* [What you need to do]:
1 – Please list every SQL select statement that appears in the mailing-list thread on C modulo and gcd().
2 – Write the next few sentences of the mailing-list thread on C modulo and gcd(), starting after its last sentence.

* [Provided passage]:
* * *
Because I do not trust C modulo as I had a lot of problems with it?:-)

If I recall correctly (and I'm traveling and away from those notes),
the exact semantics of C's % with negative operands was left
implementation-defined until, was it, C99 ?

Indeed, my woes with C % started before that date:-)

By Googling the C99 spec, I found: "When integers are divided, the result
of the / operator is the algebraic quotient with any fractional part
discarded (aka truncation toward zero). If the quotient a/b is
representable, the expression (a/b)*b + a%b shall equal a."

Let a = 2 and b = -3, then a/b == 0 (-0.666 truncated toward zero), then

(a/b)*b + a%b == a

=> 0 * -3 + (2 % -3) == 2

=> 2 % -3 == 2

Then with a = -2, b = 3, then a/b == 0 (same as above), and the same
reasoning leads to

-2 % 3 == -2

Which is indeed what was produced with C, but not with Python.

The good news is that the absolute value of the modulo is the module in
the usual sense, which is what is needed for the Euclidian descent and
allows fixing the sign afterwards, as Vik was doing.

So it might be ok to rely on the specified C99 behavior (whichever
behavior that is, he wrote, notelessly) for PG 12 and later, where
C99 is expected.

Yep, probably with a comment.

--
Fabien.

Out of curiosity, what was the original use-case for this?

I'm not objecting to adding it, I'm just curious. In fact, I think
that if we do add this, then we should probably add lcm() at the same
time, since handling its overflow cases is sufficiently non-trivial to
justify not requiring users to have to implement it themselves.

I don't like the INT_MIN handling though:

select gcd(-2147483648,0);
gcd
-------------
-2147483648
(1 row)

select gcd(-2147483648,-2147483648);
gcd
-------------
-2147483648
(1 row)

Normally gcd() returns a positive integer, and gcd(a,0) = gcd(a,a) =
abs(a). But since abs(INT_MIN) cannot be represented as a 32-bit
integer, both those cases should throw an integer-out-of-range error.

In addition, the following case should produce 1, but for me it
produces an error. This is actually going to be platform-dependent as
it is currently implemented (see the comments in int4div and int4mod):

select gcd(-2147483648,-1);
ERROR: floating-point exception
DETAIL: An invalid floating-point operation was signaled. This
probably means an out-of-range result or an invalid operation, such as
division by zero.

so there needs to be some special-case INT_MIN handling at the start
to deal with these cases.
* * *
* [Source material]:
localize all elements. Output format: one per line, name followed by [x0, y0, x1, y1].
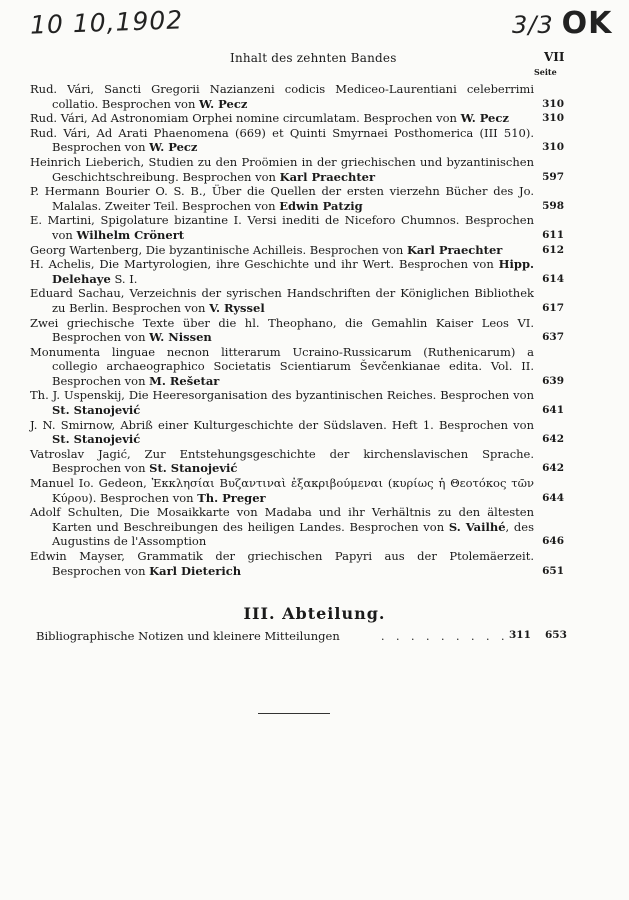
* * *
* [Answers per task]:
1 –
select gcd(-2147483648,0);
select gcd(-2147483648,-2147483648);
select gcd(-2147483648,-1);

2 –
AFAIK, what gcd(0,0) should be is not well defined, but most common
implementations seem to return 0 (I checked Matlab, python and Java's
standard libraries). This seems like a reasonable extrapolation of the
rule gcd(a,0) = gcd(0,a) = gcd(a,a) = abs(a), so I don't have a
problem with doing the same here, but I think that it should be
documented (e.g., see [1]https://www.mathworks.com/help/matlab/ref/gcd.html), if for no other reason than users might
expect it to be safe to divide by the result.

Regards,
Dean

[1]: https://www.mathworks.com/help/matlab/ref/gcd.html

Greetings,

* Dean Rasheed (dean.a.rasheed@gmail.com) wrote:

I'm not objecting to adding it, I'm just curious. In fact, I think
that if we do add this, then we should probably add lcm() at the same
time, since handling its overflow cases is sufficiently non-trivial to
justify not requiring users to have to implement it themselves.

I tend to agree with this.

Thanks,

Stephen

Stephen Frost <sfrost@snowman.net> writes:

* Dean Rasheed (dean.a.rasheed@gmail.com) wrote:

I'm not objecting to adding it, I'm just curious. In fact, I think
that if we do add this, then we should probably add lcm() at the same
time, since handling its overflow cases is sufficiently non-trivial to
justify not requiring users to have to implement it themselves.

I tend to agree with this.

Does this impact the decision about whether we need a variant for
numeric? I was leaning against that, primarily because (a)
it'd introduce a set of questions about what to do with non-integral
inputs, and (b) it'd make the patch quite a lot larger, I imagine.
But a variant of lcm() that returns numeric would have much more
resistance to overflow.

Maybe we could just define "lcm(bigint, bigint) returns numeric"
and figure that that covers all cases, but it feels slightly
weird. You couldn't do lcm(lcm(a,b),c) without casting.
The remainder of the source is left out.